Data items:
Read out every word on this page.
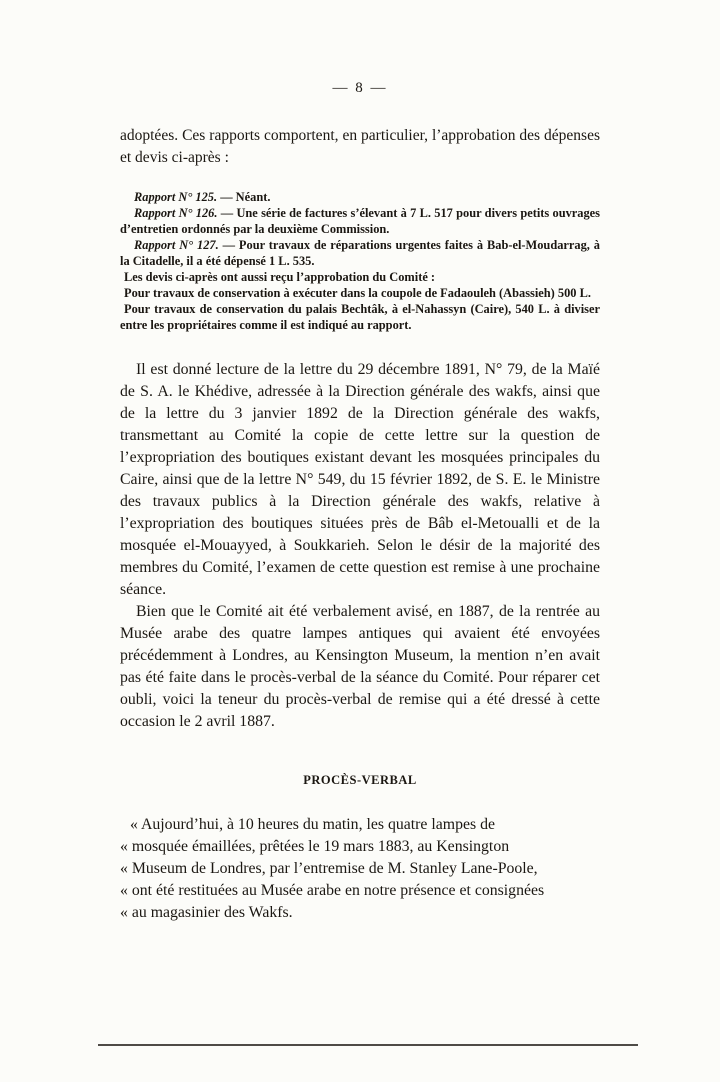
— 8 —

adoptées. Ces rapports comportent, en particulier, l’approbation des dépenses et devis ci-après :

Rapport N° 125. — Néant.

Rapport N° 126. — Une série de factures s’élevant à 7 L. 517 pour divers petits ouvrages d’entretien ordonnés par la deuxième Commission.

Rapport N° 127. — Pour travaux de réparations urgentes faites à Bab-el-Moudarrag, à la Citadelle, il a été dépensé 1 L. 535.

Les devis ci-après ont aussi reçu l’approbation du Comité :

Pour travaux de conservation à exécuter dans la coupole de Fadaouleh (Abassieh) 500 L.

Pour travaux de conservation du palais Bechtâk, à el-Nahassyn (Caire), 540 L. à diviser entre les propriétaires comme il est indiqué au rapport.

Il est donné lecture de la lettre du 29 décembre 1891, N° 79, de la Maïé de S. A. le Khédive, adressée à la Direction générale des wakfs, ainsi que de la lettre du 3 janvier 1892 de la Direction générale des wakfs, transmettant au Comité la copie de cette lettre sur la question de l’expropriation des boutiques existant devant les mosquées principales du Caire, ainsi que de la lettre N° 549, du 15 février 1892, de S. E. le Ministre des travaux publics à la Direction générale des wakfs, relative à l’expropriation des boutiques situées près de Bâb el-Metoualli et de la mosquée el-Mouayyed, à Soukkarieh. Selon le désir de la majorité des membres du Comité, l’examen de cette question est remise à une prochaine séance.

Bien que le Comité ait été verbalement avisé, en 1887, de la rentrée au Musée arabe des quatre lampes antiques qui avaient été envoyées précédemment à Londres, au Kensington Museum, la mention n’en avait pas été faite dans le procès-verbal de la séance du Comité. Pour réparer cet oubli, voici la teneur du procès-verbal de remise qui a été dressé à cette occasion le 2 avril 1887.

PROCÈS-VERBAL

« Aujourd’hui, à 10 heures du matin, les quatre lampes de

« mosquée émaillées, prêtées le 19 mars 1883, au Kensington

« Museum de Londres, par l’entremise de M. Stanley Lane-Poole,

« ont été restituées au Musée arabe en notre présence et consignées

« au magasinier des Wakfs.
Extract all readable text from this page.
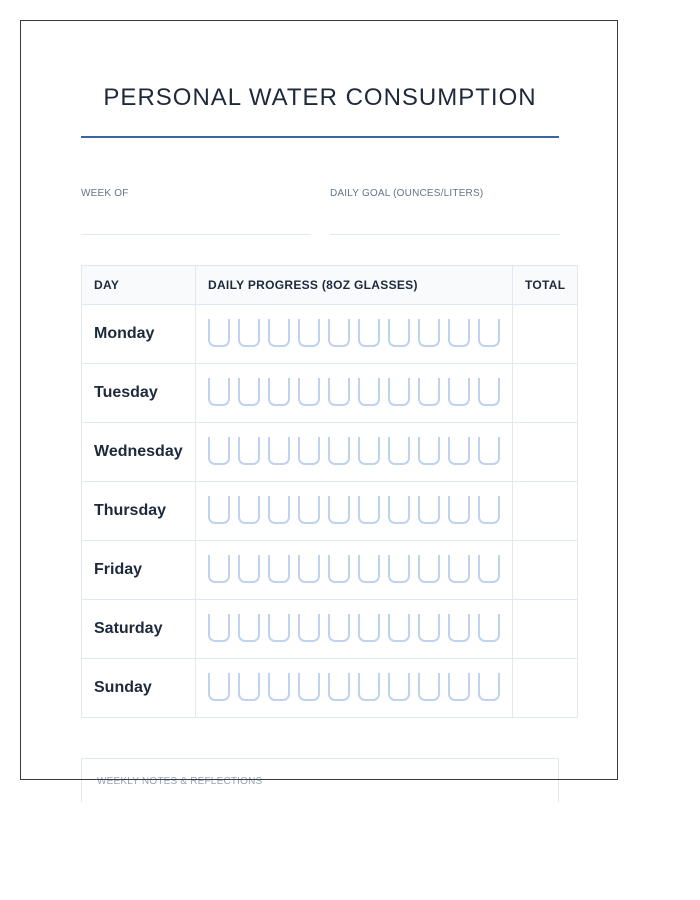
PERSONAL WATER CONSUMPTION
WEEK OF	DAILY GOAL (OUNCES/LITERS)
DAY	DAILY PROGRESS (8OZ GLASSES)	TOTAL
Monday	

Tuesday	

Wednesday	

Thursday	

Friday	

Saturday	

Sunday	

WEEKLY NOTES & REFLECTIONS
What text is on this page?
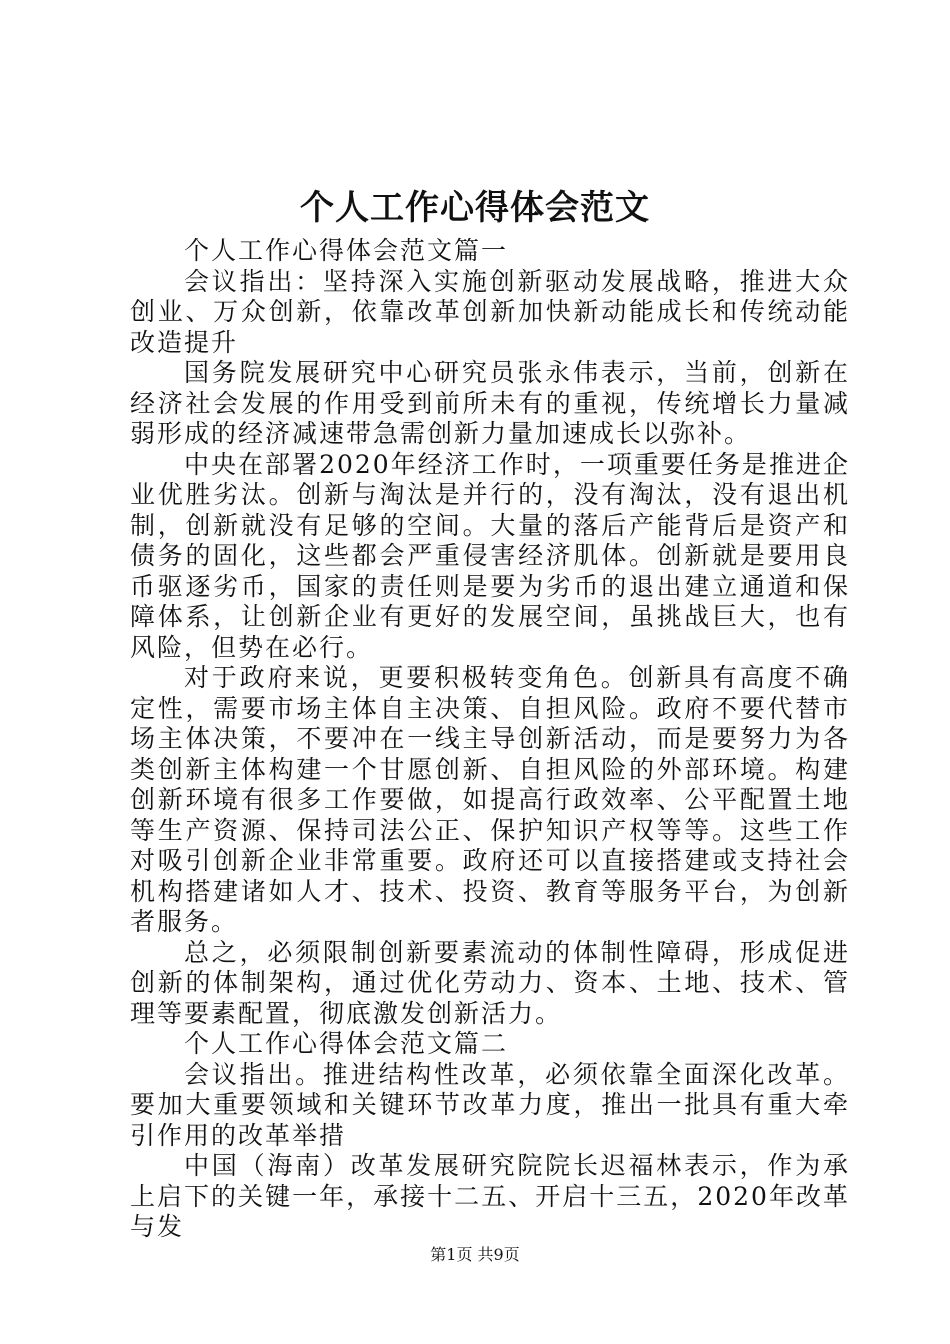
个人工作心得体会范文

个人工作心得体会范文篇一

会议指出：坚持深入实施创新驱动发展战略，推进大众创业、万众创新，依靠改革创新加快新动能成长和传统动能改造提升

国务院发展研究中心研究员张永伟表示，当前，创新在经济社会发展的作用受到前所未有的重视，传统增长力量减弱形成的经济减速带急需创新力量加速成长以弥补。

中央在部署2020年经济工作时，一项重要任务是推进企业优胜劣汰。创新与淘汰是并行的，没有淘汰，没有退出机制，创新就没有足够的空间。大量的落后产能背后是资产和债务的固化，这些都会严重侵害经济肌体。创新就是要用良币驱逐劣币，国家的责任则是要为劣币的退出建立通道和保障体系，让创新企业有更好的发展空间，虽挑战巨大，也有风险，但势在必行。

对于政府来说，更要积极转变角色。创新具有高度不确定性，需要市场主体自主决策、自担风险。政府不要代替市场主体决策，不要冲在一线主导创新活动，而是要努力为各类创新主体构建一个甘愿创新、自担风险的外部环境。构建创新环境有很多工作要做，如提高行政效率、公平配置土地等生产资源、保持司法公正、保护知识产权等等。这些工作对吸引创新企业非常重要。政府还可以直接搭建或支持社会机构搭建诸如人才、技术、投资、教育等服务平台，为创新者服务。

总之，必须限制创新要素流动的体制性障碍，形成促进创新的体制架构，通过优化劳动力、资本、土地、技术、管理等要素配置，彻底激发创新活力。

个人工作心得体会范文篇二

会议指出。推进结构性改革，必须依靠全面深化改革。要加大重要领域和关键环节改革力度，推出一批具有重大牵引作用的改革举措

中国（海南）改革发展研究院院长迟福林表示，作为承上启下的关键一年，承接十二五、开启十三五，2020年改革与发

第1页 共9页
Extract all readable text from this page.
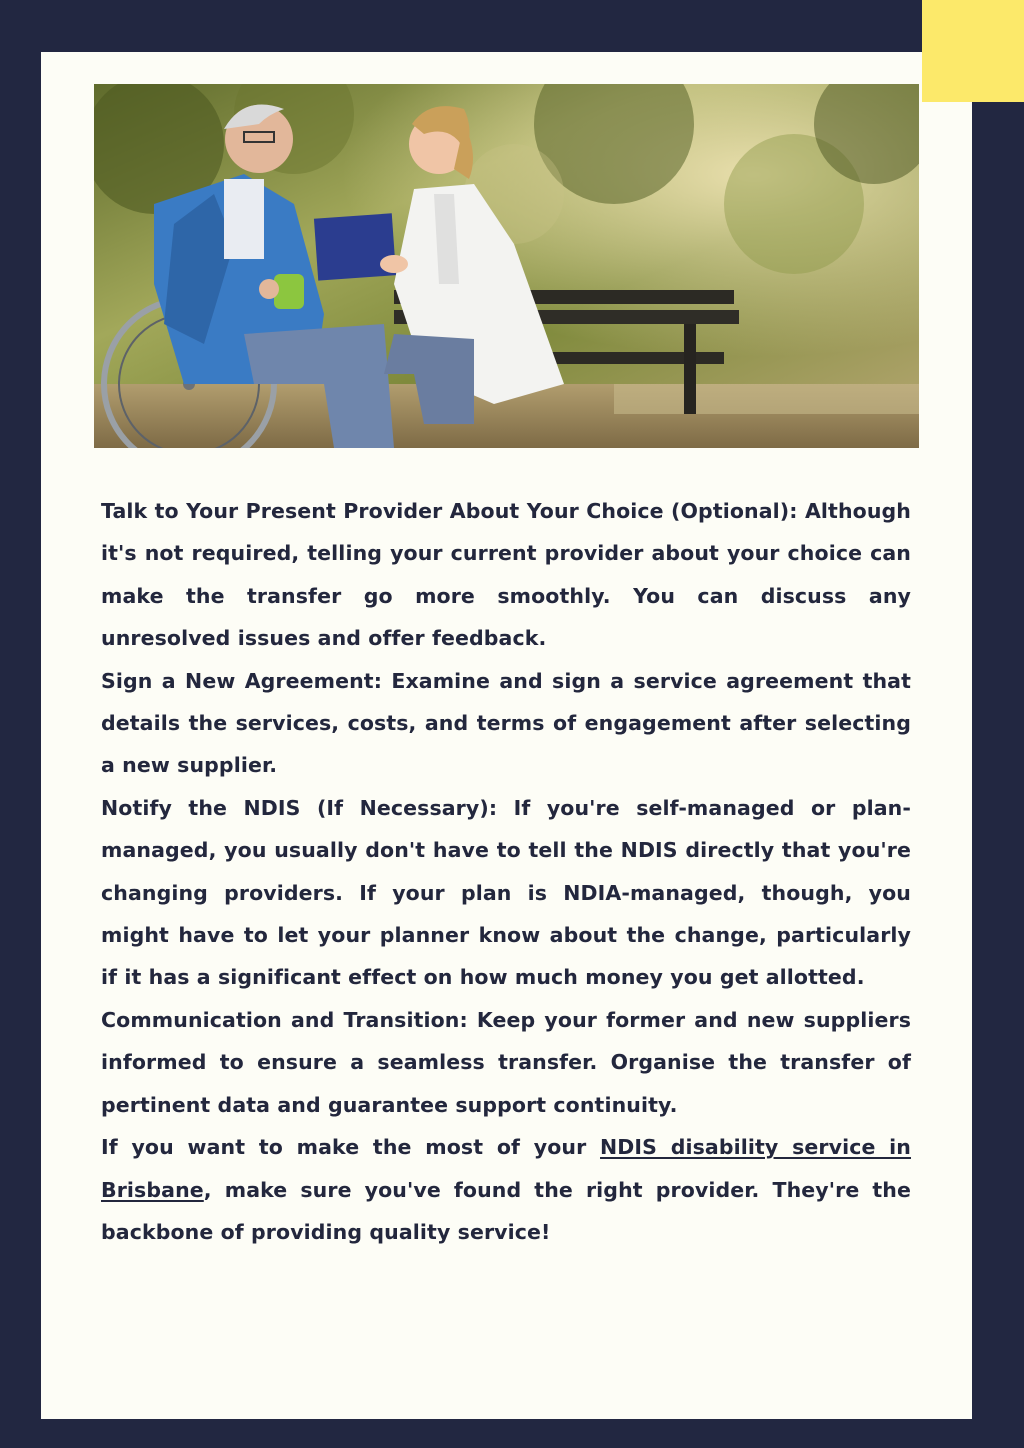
Talk to Your Present Provider About Your Choice (Optional): Although it's not required, telling your current provider about your choice can make the transfer go more smoothly. You can discuss any unresolved issues and offer feedback.

Sign a New Agreement: Examine and sign a service agreement that details the services, costs, and terms of engagement after selecting a new supplier.

Notify the NDIS (If Necessary): If you're self-managed or plan-managed, you usually don't have to tell the NDIS directly that you're changing providers. If your plan is NDIA-managed, though, you might have to let your planner know about the change, particularly if it has a significant effect on how much money you get allotted.

Communication and Transition: Keep your former and new suppliers informed to ensure a seamless transfer. Organise the transfer of pertinent data and guarantee support continuity.

If you want to make the most of your NDIS disability service in Brisbane, make sure you've found the right provider. They're the backbone of providing quality service!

WRITTEN INSTRUCTION: For this exercise, gather every line of the data that contains the word "transfer".

FULL RESPONSE:
Talk to Your Present Provider About Your Choice (Optional): Although it's not required, telling your current provider about your choice can make the transfer go more smoothly. You can discuss any unresolved issues and offer feedback.
Communication and Transition: Keep your former and new suppliers informed to ensure a seamless transfer. Organise the transfer of pertinent data and guarantee support continuity.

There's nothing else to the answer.